- **Set task**
What lines of the data include the string "pitfalls"? Copy them all.

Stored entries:
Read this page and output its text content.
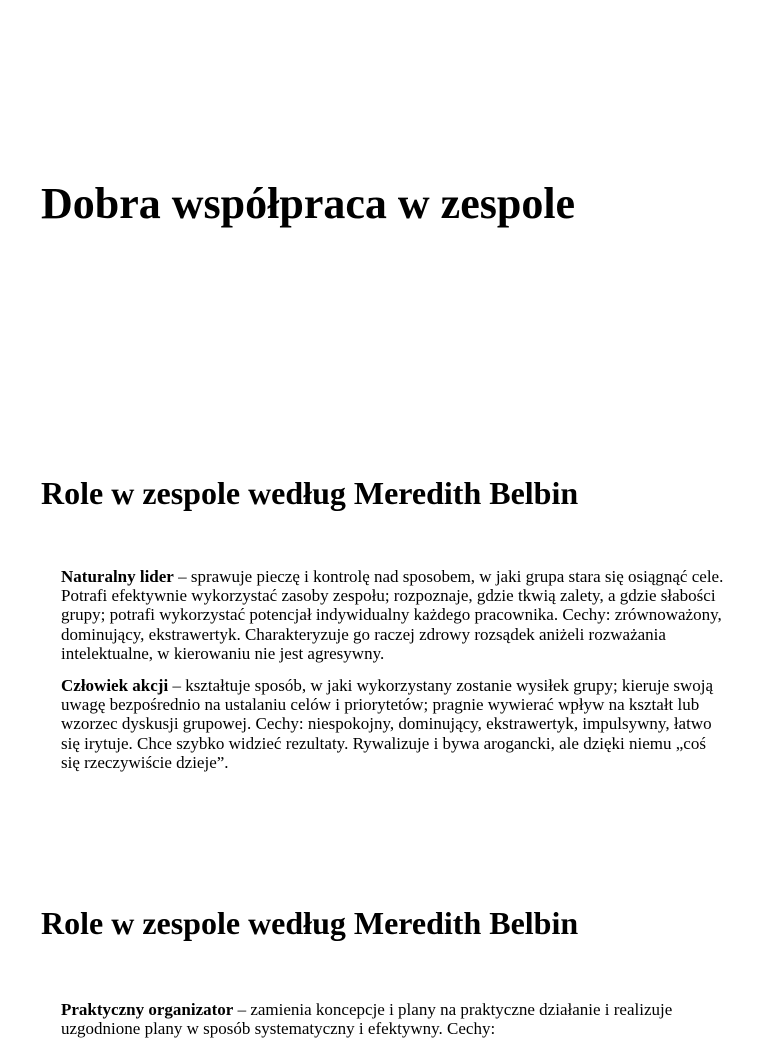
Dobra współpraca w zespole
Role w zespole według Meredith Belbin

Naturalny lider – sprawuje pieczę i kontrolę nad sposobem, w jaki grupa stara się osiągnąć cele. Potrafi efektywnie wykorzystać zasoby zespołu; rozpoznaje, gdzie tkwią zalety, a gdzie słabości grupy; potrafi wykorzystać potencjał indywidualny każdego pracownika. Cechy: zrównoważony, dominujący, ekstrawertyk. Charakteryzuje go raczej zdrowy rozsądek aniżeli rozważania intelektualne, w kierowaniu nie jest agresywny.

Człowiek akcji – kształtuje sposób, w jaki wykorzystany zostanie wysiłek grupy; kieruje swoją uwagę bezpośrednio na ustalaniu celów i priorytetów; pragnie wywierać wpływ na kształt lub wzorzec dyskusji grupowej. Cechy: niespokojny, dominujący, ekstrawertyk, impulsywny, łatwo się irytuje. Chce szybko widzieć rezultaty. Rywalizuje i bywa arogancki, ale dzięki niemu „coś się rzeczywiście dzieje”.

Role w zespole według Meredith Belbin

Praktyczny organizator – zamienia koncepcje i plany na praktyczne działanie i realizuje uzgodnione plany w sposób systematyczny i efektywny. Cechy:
...
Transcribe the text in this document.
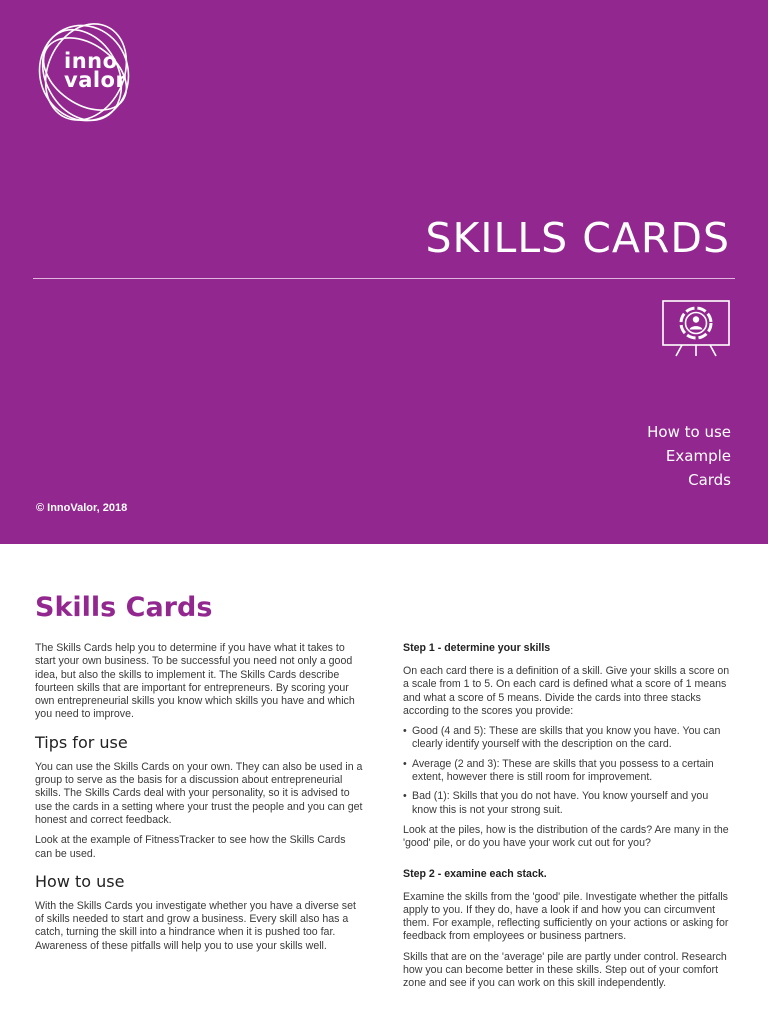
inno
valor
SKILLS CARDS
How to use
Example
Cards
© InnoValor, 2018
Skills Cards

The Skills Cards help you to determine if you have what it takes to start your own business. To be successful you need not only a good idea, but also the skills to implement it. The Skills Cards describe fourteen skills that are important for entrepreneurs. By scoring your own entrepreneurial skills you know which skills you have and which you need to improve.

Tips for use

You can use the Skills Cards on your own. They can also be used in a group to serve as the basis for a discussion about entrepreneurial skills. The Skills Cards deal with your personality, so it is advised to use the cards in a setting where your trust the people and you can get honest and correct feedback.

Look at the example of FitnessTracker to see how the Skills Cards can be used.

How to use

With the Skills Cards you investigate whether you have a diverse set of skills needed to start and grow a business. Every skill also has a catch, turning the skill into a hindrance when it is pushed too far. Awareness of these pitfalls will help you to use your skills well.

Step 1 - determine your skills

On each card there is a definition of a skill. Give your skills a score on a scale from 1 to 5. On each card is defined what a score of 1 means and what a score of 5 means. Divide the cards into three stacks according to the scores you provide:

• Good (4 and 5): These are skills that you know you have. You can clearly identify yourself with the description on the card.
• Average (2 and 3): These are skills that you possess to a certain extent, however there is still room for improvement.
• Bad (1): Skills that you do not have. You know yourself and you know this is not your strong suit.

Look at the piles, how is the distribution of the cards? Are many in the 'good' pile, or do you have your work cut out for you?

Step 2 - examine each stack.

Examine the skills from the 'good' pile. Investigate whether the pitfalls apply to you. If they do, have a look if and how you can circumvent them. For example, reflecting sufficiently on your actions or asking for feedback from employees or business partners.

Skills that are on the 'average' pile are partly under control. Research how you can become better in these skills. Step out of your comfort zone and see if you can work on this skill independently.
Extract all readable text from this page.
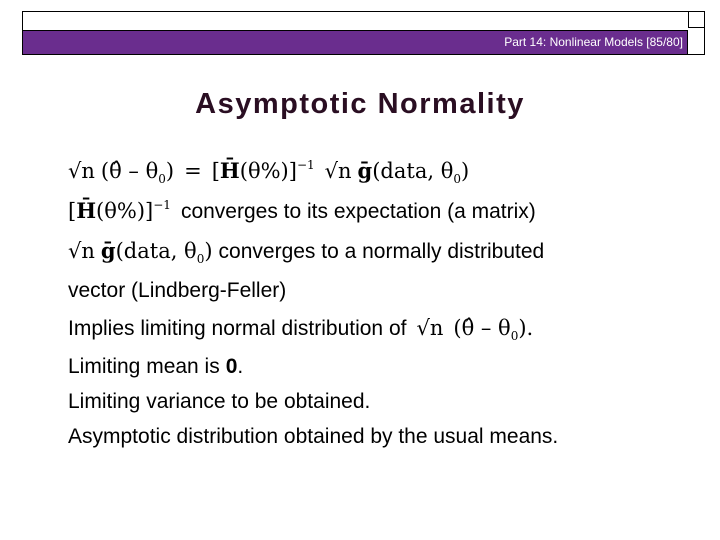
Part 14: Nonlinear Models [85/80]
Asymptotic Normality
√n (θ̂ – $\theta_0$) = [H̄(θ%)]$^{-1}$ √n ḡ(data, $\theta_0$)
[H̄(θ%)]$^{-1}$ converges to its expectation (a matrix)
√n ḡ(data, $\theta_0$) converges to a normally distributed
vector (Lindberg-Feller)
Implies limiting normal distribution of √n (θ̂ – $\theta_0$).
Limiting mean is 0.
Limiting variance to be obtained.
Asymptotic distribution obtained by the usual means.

- **Exercise result**
With the Skills Cards you investigate whether you have a diverse set of skills needed to start and grow a business. Every skill also has a catch, turning the skill into a hindrance when it is pushed too far. Awareness of these pitfalls will help you to use your skills well.
Examine the skills from the 'good' pile. Investigate whether the pitfalls apply to you. If they do, have a look if and how you can circumvent them. For example, reflecting sufficiently on your actions or asking for feedback from employees or business partners.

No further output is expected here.